- _Exercise task_: The data below should be restated word for word, with every picture omitted.

- _Given information_:
════

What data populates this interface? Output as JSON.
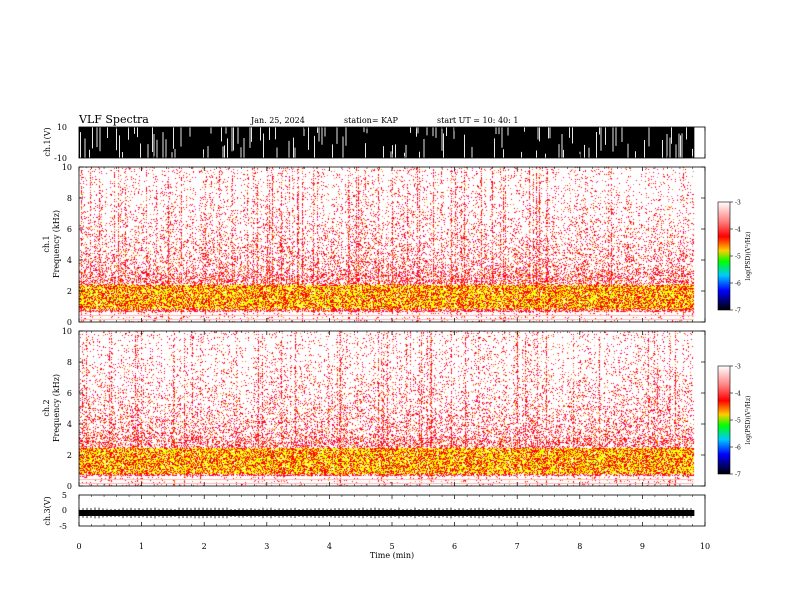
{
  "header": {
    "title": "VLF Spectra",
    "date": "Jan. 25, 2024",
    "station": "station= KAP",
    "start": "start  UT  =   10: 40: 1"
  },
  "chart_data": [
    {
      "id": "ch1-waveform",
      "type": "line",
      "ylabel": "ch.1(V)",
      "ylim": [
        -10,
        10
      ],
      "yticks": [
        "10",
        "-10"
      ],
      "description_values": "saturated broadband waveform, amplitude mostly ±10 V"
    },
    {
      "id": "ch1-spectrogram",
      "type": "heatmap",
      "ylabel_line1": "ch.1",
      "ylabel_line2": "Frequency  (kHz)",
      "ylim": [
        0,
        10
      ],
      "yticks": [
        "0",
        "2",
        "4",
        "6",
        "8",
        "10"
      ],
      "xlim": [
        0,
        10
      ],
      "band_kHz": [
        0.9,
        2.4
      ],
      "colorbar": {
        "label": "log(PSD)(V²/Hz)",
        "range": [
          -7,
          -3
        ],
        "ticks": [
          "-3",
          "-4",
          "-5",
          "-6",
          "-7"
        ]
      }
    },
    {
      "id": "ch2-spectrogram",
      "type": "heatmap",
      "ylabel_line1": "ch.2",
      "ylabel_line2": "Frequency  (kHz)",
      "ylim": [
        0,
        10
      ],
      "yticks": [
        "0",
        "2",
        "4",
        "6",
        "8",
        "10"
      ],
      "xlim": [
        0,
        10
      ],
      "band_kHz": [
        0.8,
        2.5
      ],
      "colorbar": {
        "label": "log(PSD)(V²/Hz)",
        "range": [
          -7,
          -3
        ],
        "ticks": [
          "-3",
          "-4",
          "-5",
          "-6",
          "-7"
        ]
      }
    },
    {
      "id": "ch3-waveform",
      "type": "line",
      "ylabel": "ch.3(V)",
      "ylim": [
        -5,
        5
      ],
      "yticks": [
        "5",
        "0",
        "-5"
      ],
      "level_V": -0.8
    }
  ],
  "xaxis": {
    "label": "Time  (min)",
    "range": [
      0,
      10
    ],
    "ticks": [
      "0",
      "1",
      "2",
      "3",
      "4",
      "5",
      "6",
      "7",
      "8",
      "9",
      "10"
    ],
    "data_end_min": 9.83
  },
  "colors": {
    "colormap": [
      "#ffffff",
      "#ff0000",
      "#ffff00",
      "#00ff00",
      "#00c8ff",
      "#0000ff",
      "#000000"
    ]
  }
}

════

- _Completed task_:
What data populates this interface? Output as JSON.
{
  "header": {
    "title": "VLF Spectra",
    "date": "Jan. 25, 2024",
    "station": "station= KAP",
    "start": "start  UT  =   10: 40: 1"
  },
  "chart_data": [
    {
      "id": "ch1-waveform",
      "type": "line",
      "ylabel": "ch.1(V)",
      "ylim": [
        -10,
        10
      ],
      "yticks": [
        "10",
        "-10"
      ],
      "description_values": "saturated broadband waveform, amplitude mostly ±10 V"
    },
    {
      "id": "ch1-spectrogram",
      "type": "heatmap",
      "ylabel_line1": "ch.1",
      "ylabel_line2": "Frequency  (kHz)",
      "ylim": [
        0,
        10
      ],
      "yticks": [
        "0",
        "2",
        "4",
        "6",
        "8",
        "10"
      ],
      "xlim": [
        0,
        10
      ],
      "band_kHz": [
        0.9,
        2.4
      ],
      "colorbar": {
        "label": "log(PSD)(V²/Hz)",
        "range": [
          -7,
          -3
        ],
        "ticks": [
          "-3",
          "-4",
          "-5",
          "-6",
          "-7"
        ]
      }
    },
    {
      "id": "ch2-spectrogram",
      "type": "heatmap",
      "ylabel_line1": "ch.2",
      "ylabel_line2": "Frequency  (kHz)",
      "ylim": [
        0,
        10
      ],
      "yticks": [
        "0",
        "2",
        "4",
        "6",
        "8",
        "10"
      ],
      "xlim": [
        0,
        10
      ],
      "band_kHz": [
        0.8,
        2.5
      ],
      "colorbar": {
        "label": "log(PSD)(V²/Hz)",
        "range": [
          -7,
          -3
        ],
        "ticks": [
          "-3",
          "-4",
          "-5",
          "-6",
          "-7"
        ]
      }
    },
    {
      "id": "ch3-waveform",
      "type": "line",
      "ylabel": "ch.3(V)",
      "ylim": [
        -5,
        5
      ],
      "yticks": [
        "5",
        "0",
        "-5"
      ],
      "level_V": -0.8
    }
  ],
  "xaxis": {
    "label": "Time  (min)",
    "range": [
      0,
      10
    ],
    "ticks": [
      "0",
      "1",
      "2",
      "3",
      "4",
      "5",
      "6",
      "7",
      "8",
      "9",
      "10"
    ],
    "data_end_min": 9.83
  },
  "colors": {
    "colormap": [
      "#ffffff",
      "#ff0000",
      "#ffff00",
      "#00ff00",
      "#00c8ff",
      "#0000ff",
      "#000000"
    ]
  }
}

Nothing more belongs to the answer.